RECORDS SUPPLIED =
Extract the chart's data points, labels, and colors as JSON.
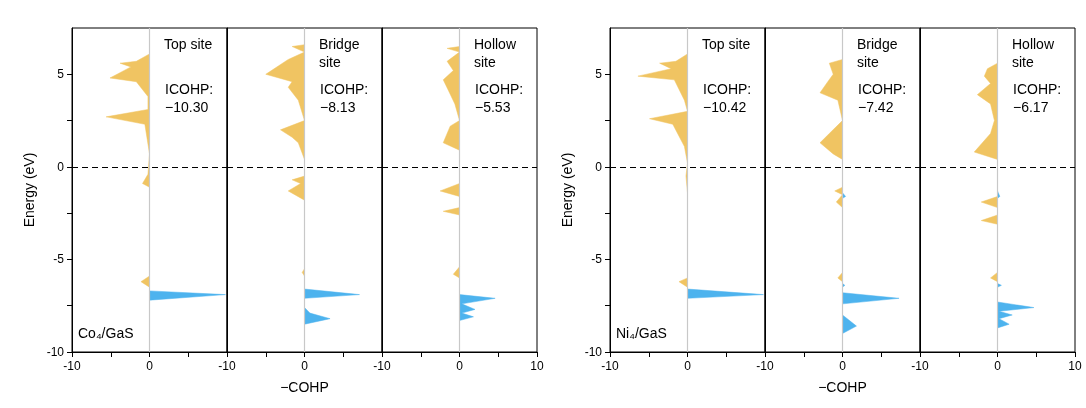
{
  "chart_data": [
    {
      "type": "area",
      "title": "Top site",
      "ylabel": "Energy (eV)",
      "annotations": [
        "ICOHP: −10.30",
        "Co₄/GaS"
      ],
      "xlim": [
        -10,
        10
      ],
      "xticks": [
        -10,
        {
          "value": -5,
          "label": null
        },
        0,
        {
          "value": 5,
          "label": null
        },
        {
          "value": 10,
          "label": null
        }
      ],
      "ylim": [
        -10,
        7.5
      ],
      "yticks": [
        -10,
        {
          "value": -7.5,
          "label": null
        },
        -5,
        {
          "value": -2.5,
          "label": null
        },
        0,
        {
          "value": 2.5,
          "label": null
        },
        5
      ],
      "ref_lines": [
        {
          "axis": "x",
          "value": 0,
          "label": null,
          "color": "#c8c8c8",
          "line_style": "solid"
        },
        {
          "axis": "y",
          "value": 0,
          "label": null,
          "color": "#000000",
          "line_style": "dashed"
        }
      ],
      "series": [
        {
          "color": "#f0c462",
          "x": [
            0,
            -1.7,
            -3.8,
            -2.4,
            -5.1,
            -1.7,
            -0.2,
            -0.2,
            -5.6,
            -0.6,
            0,
            -0.2,
            -0.9,
            0,
            0,
            -1.1,
            0
          ],
          "values": [
            6.1,
            5.7,
            5.6,
            5.4,
            4.8,
            4.6,
            3.8,
            3.1,
            2.7,
            2.3,
            0.7,
            -0.4,
            -0.9,
            -1.1,
            -5.9,
            -6.2,
            -6.5
          ]
        },
        {
          "color": "#4db3ee",
          "x": [
            0,
            9.8,
            0
          ],
          "values": [
            -6.7,
            -6.9,
            -7.2
          ]
        }
      ]
    },
    {
      "type": "area",
      "title": "Bridge site",
      "xlabel": "−COHP",
      "annotations": [
        "ICOHP: −8.13"
      ],
      "tick_labels": "x",
      "xlim": [
        -10,
        10
      ],
      "xticks": [
        -10,
        {
          "value": -5,
          "label": null
        },
        0,
        {
          "value": 5,
          "label": null
        },
        {
          "value": 10,
          "label": null
        }
      ],
      "ylim": [
        -10,
        7.5
      ],
      "ref_lines": [
        {
          "axis": "x",
          "value": 0,
          "label": null,
          "color": "#c8c8c8",
          "line_style": "solid"
        },
        {
          "axis": "y",
          "value": 0,
          "label": null,
          "color": "#000000",
          "line_style": "dashed"
        }
      ],
      "series": [
        {
          "color": "#f0c462",
          "x": [
            0,
            -1.6,
            0,
            -2.1,
            -5.0,
            -1.6,
            -2.1,
            -0.8,
            0,
            -3.1,
            -1.6,
            -0.8,
            0,
            0,
            -1.6,
            -0.5,
            -2.1,
            0,
            0,
            -0.3,
            0
          ],
          "values": [
            6.6,
            6.5,
            6.2,
            5.8,
            5.0,
            4.6,
            4.3,
            3.6,
            2.5,
            2.0,
            1.6,
            1.3,
            0.4,
            -0.5,
            -0.7,
            -0.9,
            -1.3,
            -1.8,
            -5.5,
            -5.7,
            -5.9
          ]
        },
        {
          "color": "#4db3ee",
          "x": [
            0,
            7.1,
            0,
            0,
            0.7,
            3.3,
            0
          ],
          "values": [
            -6.6,
            -6.9,
            -7.1,
            -7.6,
            -7.9,
            -8.2,
            -8.5
          ]
        }
      ]
    },
    {
      "type": "area",
      "title": "Hollow site",
      "annotations": [
        "ICOHP: −5.53"
      ],
      "tick_labels": "x",
      "xlim": [
        -10,
        10
      ],
      "xticks": [
        -10,
        {
          "value": -5,
          "label": null
        },
        0,
        {
          "value": 5,
          "label": null
        },
        10
      ],
      "ylim": [
        -10,
        7.5
      ],
      "ref_lines": [
        {
          "axis": "x",
          "value": 0,
          "label": null,
          "color": "#c8c8c8",
          "line_style": "solid"
        },
        {
          "axis": "y",
          "value": 0,
          "label": null,
          "color": "#000000",
          "line_style": "dashed"
        }
      ],
      "series": [
        {
          "color": "#f0c462",
          "x": [
            0,
            -1.6,
            0,
            -1.6,
            -0.8,
            -2.1,
            -1.4,
            -0.6,
            0,
            -1.2,
            -2.1,
            0,
            0,
            -2.5,
            0,
            0,
            -2.1,
            0,
            0,
            -0.8,
            0
          ],
          "values": [
            6.5,
            6.4,
            6.2,
            5.7,
            5.2,
            4.7,
            4.1,
            3.4,
            2.5,
            2.2,
            1.3,
            0.9,
            -0.9,
            -1.3,
            -1.6,
            -2.2,
            -2.4,
            -2.6,
            -5.4,
            -5.8,
            -6.0
          ]
        },
        {
          "color": "#4db3ee",
          "x": [
            0,
            4.6,
            0.3,
            2.0,
            0.3,
            1.8,
            0
          ],
          "values": [
            -6.9,
            -7.1,
            -7.4,
            -7.7,
            -7.9,
            -8.1,
            -8.3
          ]
        }
      ]
    },
    {
      "type": "area",
      "title": "Top site",
      "ylabel": "Energy (eV)",
      "annotations": [
        "ICOHP: −10.42",
        "Ni₄/GaS"
      ],
      "xlim": [
        -10,
        10
      ],
      "xticks": [
        -10,
        {
          "value": -5,
          "label": null
        },
        0,
        {
          "value": 5,
          "label": null
        },
        {
          "value": 10,
          "label": null
        }
      ],
      "ylim": [
        -10,
        7.5
      ],
      "yticks": [
        -10,
        {
          "value": -7.5,
          "label": null
        },
        -5,
        {
          "value": -2.5,
          "label": null
        },
        0,
        {
          "value": 2.5,
          "label": null
        },
        5
      ],
      "ref_lines": [
        {
          "axis": "x",
          "value": 0,
          "label": null,
          "color": "#c8c8c8",
          "line_style": "solid"
        },
        {
          "axis": "y",
          "value": 0,
          "label": null,
          "color": "#000000",
          "line_style": "dashed"
        }
      ],
      "series": [
        {
          "color": "#f0c462",
          "x": [
            0,
            -1.5,
            -3.6,
            -2.1,
            -6.4,
            -1.7,
            -0.4,
            0,
            -4.9,
            -1.9,
            -0.4,
            0,
            -0.2,
            0,
            0,
            -1.1,
            0
          ],
          "values": [
            6.1,
            5.7,
            5.6,
            5.3,
            4.9,
            4.7,
            3.6,
            3.0,
            2.6,
            2.3,
            1.1,
            0.2,
            -0.5,
            -1.4,
            -6.0,
            -6.2,
            -6.5
          ]
        },
        {
          "color": "#4db3ee",
          "x": [
            0,
            9.8,
            0
          ],
          "values": [
            -6.6,
            -6.9,
            -7.1
          ]
        }
      ]
    },
    {
      "type": "area",
      "title": "Bridge site",
      "xlabel": "−COHP",
      "annotations": [
        "ICOHP: −7.42"
      ],
      "tick_labels": "x",
      "xlim": [
        -10,
        10
      ],
      "xticks": [
        -10,
        {
          "value": -5,
          "label": null
        },
        0,
        {
          "value": 5,
          "label": null
        },
        {
          "value": 10,
          "label": null
        }
      ],
      "ylim": [
        -10,
        7.5
      ],
      "ref_lines": [
        {
          "axis": "x",
          "value": 0,
          "label": null,
          "color": "#c8c8c8",
          "line_style": "solid"
        },
        {
          "axis": "y",
          "value": 0,
          "label": null,
          "color": "#000000",
          "line_style": "dashed"
        }
      ],
      "series": [
        {
          "color": "#f0c462",
          "x": [
            0,
            -1.7,
            -1.2,
            -1.9,
            -2.9,
            -0.6,
            0,
            -1.7,
            -2.9,
            -1.2,
            0,
            0,
            -1.0,
            0,
            -0.8,
            0,
            0,
            -0.6,
            0
          ],
          "values": [
            5.8,
            5.6,
            5.0,
            4.6,
            4.0,
            3.6,
            2.5,
            1.8,
            1.3,
            0.7,
            0.4,
            -1.1,
            -1.3,
            -1.5,
            -1.9,
            -2.2,
            -5.7,
            -6.0,
            -6.2
          ]
        },
        {
          "color": "#4db3ee",
          "x": [
            0,
            0.4,
            0,
            0,
            0.3,
            0,
            0,
            7.3,
            0,
            0,
            1.8,
            0
          ],
          "values": [
            -1.4,
            -1.6,
            -1.7,
            -6.3,
            -6.4,
            -6.5,
            -6.8,
            -7.1,
            -7.4,
            -8.0,
            -8.6,
            -9.0
          ]
        }
      ]
    },
    {
      "type": "area",
      "title": "Hollow site",
      "annotations": [
        "ICOHP: −6.17"
      ],
      "tick_labels": "x",
      "xlim": [
        -10,
        10
      ],
      "xticks": [
        -10,
        {
          "value": -5,
          "label": null
        },
        0,
        {
          "value": 5,
          "label": null
        },
        10
      ],
      "ylim": [
        -10,
        7.5
      ],
      "ref_lines": [
        {
          "axis": "x",
          "value": 0,
          "label": null,
          "color": "#c8c8c8",
          "line_style": "solid"
        },
        {
          "axis": "y",
          "value": 0,
          "label": null,
          "color": "#000000",
          "line_style": "dashed"
        }
      ],
      "series": [
        {
          "color": "#f0c462",
          "x": [
            0,
            -1.3,
            -1.7,
            -0.9,
            -2.6,
            -0.9,
            -0.4,
            -0.9,
            -3.0,
            0,
            0,
            -2.1,
            0,
            0,
            -2.1,
            0,
            0,
            -0.9,
            0
          ],
          "values": [
            5.6,
            5.3,
            4.9,
            4.5,
            3.9,
            3.4,
            2.5,
            1.8,
            0.8,
            0.4,
            -1.6,
            -1.9,
            -2.2,
            -2.6,
            -2.9,
            -3.1,
            -5.7,
            -6.0,
            -6.2
          ]
        },
        {
          "color": "#4db3ee",
          "x": [
            0,
            0.3,
            0,
            0,
            0.5,
            0,
            0,
            4.7,
            0.2,
            1.9,
            0.2,
            1.5,
            0
          ],
          "values": [
            -1.3,
            -1.6,
            -1.7,
            -6.3,
            -6.4,
            -6.5,
            -7.3,
            -7.6,
            -7.8,
            -8.0,
            -8.2,
            -8.5,
            -8.7
          ]
        }
      ]
    }
  ]
}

AIM OF THE EXERCISE = Report each line of the material above where the word "ICOHP" appears.

ANSWER TO THE PROBLEM =
        "ICOHP: −10.30",
        "ICOHP: −8.13"
        "ICOHP: −5.53"
        "ICOHP: −10.42",
        "ICOHP: −7.42"
        "ICOHP: −6.17"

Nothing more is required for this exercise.